» Your instructions
Look for "minori" in the listing below. Gather each line that contains it.

» Data lines
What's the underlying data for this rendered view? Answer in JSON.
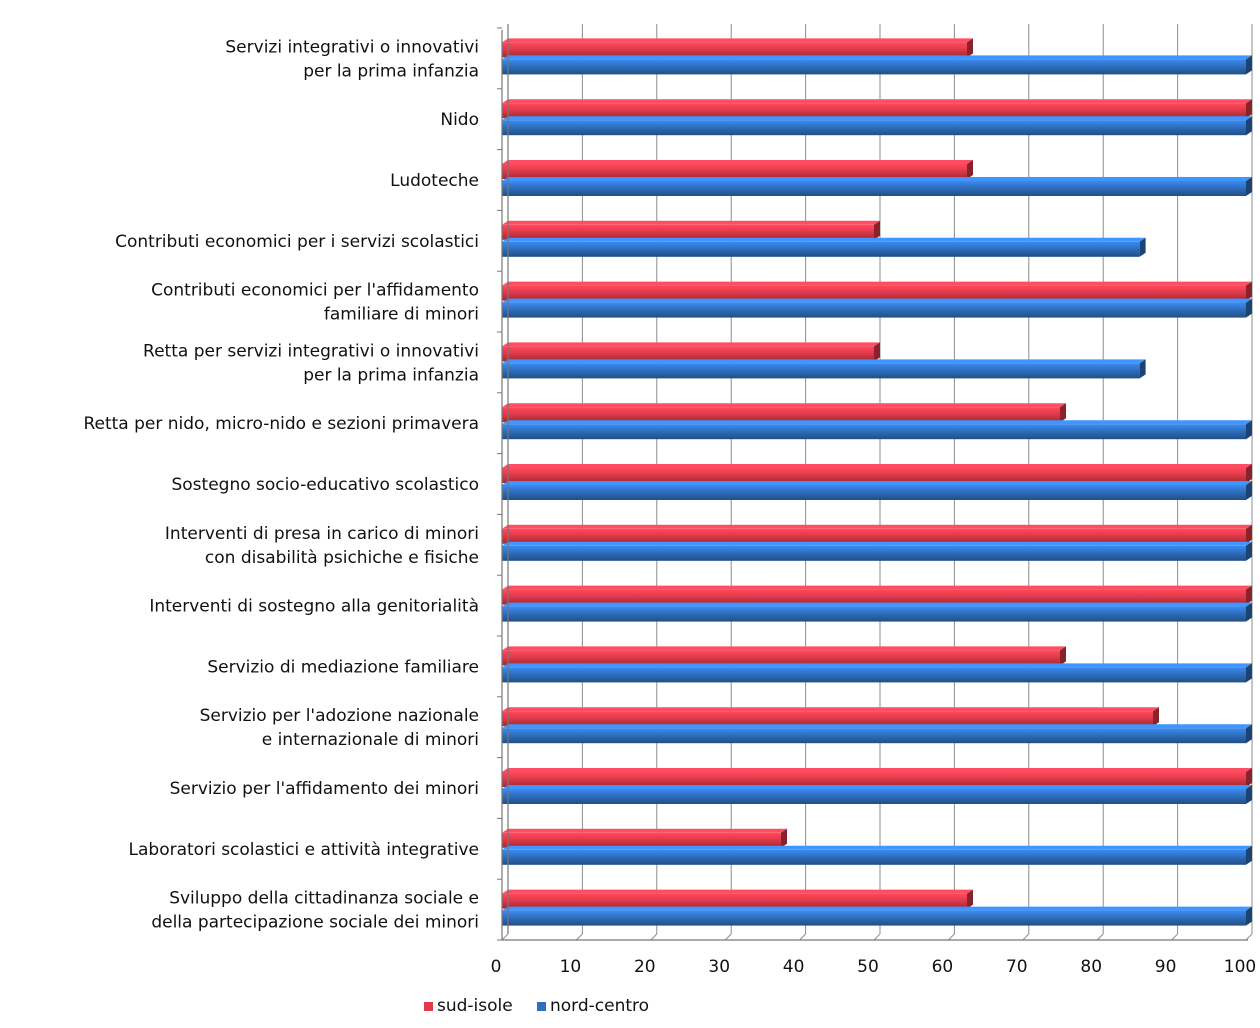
{
  "chart_data": {
    "type": "bar",
    "orientation": "horizontal",
    "categories": [
      [
        "Servizi integrativi o innovativi",
        "per la prima infanzia"
      ],
      [
        "Nido"
      ],
      [
        "Ludoteche"
      ],
      [
        "Contributi economici per i servizi scolastici"
      ],
      [
        "Contributi economici per l'affidamento",
        "familiare di minori"
      ],
      [
        "Retta per servizi integrativi o innovativi",
        " per la prima infanzia"
      ],
      [
        "Retta per nido, micro-nido e sezioni primavera"
      ],
      [
        "Sostegno socio-educativo scolastico"
      ],
      [
        "Interventi di presa in carico di minori",
        "con disabilità psichiche e fisiche"
      ],
      [
        "Interventi di sostegno alla genitorialità"
      ],
      [
        "Servizio di mediazione familiare"
      ],
      [
        "Servizio per l'adozione nazionale",
        "e internazionale di minori"
      ],
      [
        "Servizio per l'affidamento dei minori"
      ],
      [
        "Laboratori scolastici e attività integrative"
      ],
      [
        "Sviluppo della cittadinanza sociale e",
        "della partecipazione sociale dei minori"
      ]
    ],
    "series": [
      {
        "name": "sud-isole",
        "color": "#e23a4a",
        "values": [
          62.5,
          100,
          62.5,
          50,
          100,
          50,
          75,
          100,
          100,
          100,
          75,
          87.5,
          100,
          37.5,
          62.5
        ]
      },
      {
        "name": "nord-centro",
        "color": "#2f6fc0",
        "values": [
          100,
          100,
          100,
          85.7,
          100,
          85.7,
          100,
          100,
          100,
          100,
          100,
          100,
          100,
          100,
          100
        ]
      }
    ],
    "xlim": [
      0,
      100
    ],
    "xticks": [
      "0",
      "10",
      "20",
      "30",
      "40",
      "50",
      "60",
      "70",
      "80",
      "90",
      "100"
    ],
    "grid": true,
    "legend_position": "bottom-center",
    "title": "",
    "xlabel": "",
    "ylabel": ""
  }
}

» Exercise answer
        "familiare di minori"
        "Interventi di presa in carico di minori",
        "e internazionale di minori"
        "Servizio per l'affidamento dei minori"
        "della partecipazione sociale dei minori"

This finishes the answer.